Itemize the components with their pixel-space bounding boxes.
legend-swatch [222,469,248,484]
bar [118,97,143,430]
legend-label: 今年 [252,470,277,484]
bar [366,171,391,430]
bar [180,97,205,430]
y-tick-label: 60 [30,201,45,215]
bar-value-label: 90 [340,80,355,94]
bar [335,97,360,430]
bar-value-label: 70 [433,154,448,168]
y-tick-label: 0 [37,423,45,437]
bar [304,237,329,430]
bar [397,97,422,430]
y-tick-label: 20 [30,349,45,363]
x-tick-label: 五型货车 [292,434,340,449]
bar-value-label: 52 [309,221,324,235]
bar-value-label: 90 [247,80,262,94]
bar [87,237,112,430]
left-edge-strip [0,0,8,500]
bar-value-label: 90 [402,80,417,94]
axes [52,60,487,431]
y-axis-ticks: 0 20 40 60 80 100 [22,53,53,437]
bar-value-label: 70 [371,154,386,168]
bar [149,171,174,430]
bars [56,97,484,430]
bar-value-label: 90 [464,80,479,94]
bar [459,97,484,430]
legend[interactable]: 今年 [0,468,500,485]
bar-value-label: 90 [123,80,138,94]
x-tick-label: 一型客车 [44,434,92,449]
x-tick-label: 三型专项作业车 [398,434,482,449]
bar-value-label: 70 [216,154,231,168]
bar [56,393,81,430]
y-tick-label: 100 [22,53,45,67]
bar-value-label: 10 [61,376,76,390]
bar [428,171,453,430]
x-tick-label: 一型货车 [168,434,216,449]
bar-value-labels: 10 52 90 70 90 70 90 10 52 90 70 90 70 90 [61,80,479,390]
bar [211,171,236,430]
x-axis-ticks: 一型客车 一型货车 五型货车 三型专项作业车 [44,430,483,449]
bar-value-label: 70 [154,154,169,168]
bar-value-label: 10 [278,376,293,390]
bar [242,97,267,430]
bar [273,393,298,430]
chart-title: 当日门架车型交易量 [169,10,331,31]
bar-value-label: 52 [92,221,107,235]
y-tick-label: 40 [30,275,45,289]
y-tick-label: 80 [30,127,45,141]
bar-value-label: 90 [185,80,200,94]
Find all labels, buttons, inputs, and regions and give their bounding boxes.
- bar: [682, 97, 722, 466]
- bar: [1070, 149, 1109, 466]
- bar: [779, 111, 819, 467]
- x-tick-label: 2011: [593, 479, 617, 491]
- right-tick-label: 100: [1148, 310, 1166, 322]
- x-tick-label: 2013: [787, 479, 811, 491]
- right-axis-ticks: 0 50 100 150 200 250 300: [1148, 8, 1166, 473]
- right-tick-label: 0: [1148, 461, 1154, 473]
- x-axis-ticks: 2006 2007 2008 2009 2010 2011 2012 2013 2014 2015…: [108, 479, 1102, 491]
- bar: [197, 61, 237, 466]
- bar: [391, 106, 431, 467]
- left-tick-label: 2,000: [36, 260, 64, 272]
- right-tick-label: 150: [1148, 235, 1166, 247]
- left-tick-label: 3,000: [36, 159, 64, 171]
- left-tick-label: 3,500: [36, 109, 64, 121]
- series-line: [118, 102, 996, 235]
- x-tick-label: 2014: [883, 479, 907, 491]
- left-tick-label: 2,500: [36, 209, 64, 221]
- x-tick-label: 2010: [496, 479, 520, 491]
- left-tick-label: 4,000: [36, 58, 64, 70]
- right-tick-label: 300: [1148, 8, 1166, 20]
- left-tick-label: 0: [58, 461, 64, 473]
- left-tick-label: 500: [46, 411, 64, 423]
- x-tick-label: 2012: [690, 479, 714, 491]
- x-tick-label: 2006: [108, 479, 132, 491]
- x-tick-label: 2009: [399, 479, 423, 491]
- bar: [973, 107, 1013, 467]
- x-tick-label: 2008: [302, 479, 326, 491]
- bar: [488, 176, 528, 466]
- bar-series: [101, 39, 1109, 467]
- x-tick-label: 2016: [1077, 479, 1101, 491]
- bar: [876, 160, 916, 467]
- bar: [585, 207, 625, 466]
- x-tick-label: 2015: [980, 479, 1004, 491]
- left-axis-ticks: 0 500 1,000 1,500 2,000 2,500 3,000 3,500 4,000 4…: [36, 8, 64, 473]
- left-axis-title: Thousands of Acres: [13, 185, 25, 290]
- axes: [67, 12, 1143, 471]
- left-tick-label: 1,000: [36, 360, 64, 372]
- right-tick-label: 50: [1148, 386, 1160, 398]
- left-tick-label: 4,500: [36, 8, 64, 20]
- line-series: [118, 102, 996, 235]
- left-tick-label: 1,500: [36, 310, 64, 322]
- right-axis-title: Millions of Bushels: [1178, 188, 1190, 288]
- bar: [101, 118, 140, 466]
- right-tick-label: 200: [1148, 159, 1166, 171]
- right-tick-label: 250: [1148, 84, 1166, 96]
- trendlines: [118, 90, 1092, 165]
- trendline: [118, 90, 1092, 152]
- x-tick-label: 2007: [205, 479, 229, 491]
• • •
OBJECTIVE:
Copy out, line for line and unchanged, the stretch from the start of the listing through the line containing "y-tick-label: 0 [37,423,45,437]", including both of those ends.

RESULT OF THIS TASK:
Itemize the components with their pixel-space bounding boxes.
legend-swatch [222,469,248,484]
bar [118,97,143,430]
legend-label: 今年 [252,470,277,484]
bar [366,171,391,430]
bar [180,97,205,430]
y-tick-label: 60 [30,201,45,215]
bar-value-label: 90 [340,80,355,94]
bar [335,97,360,430]
bar-value-label: 70 [433,154,448,168]
y-tick-label: 0 [37,423,45,437]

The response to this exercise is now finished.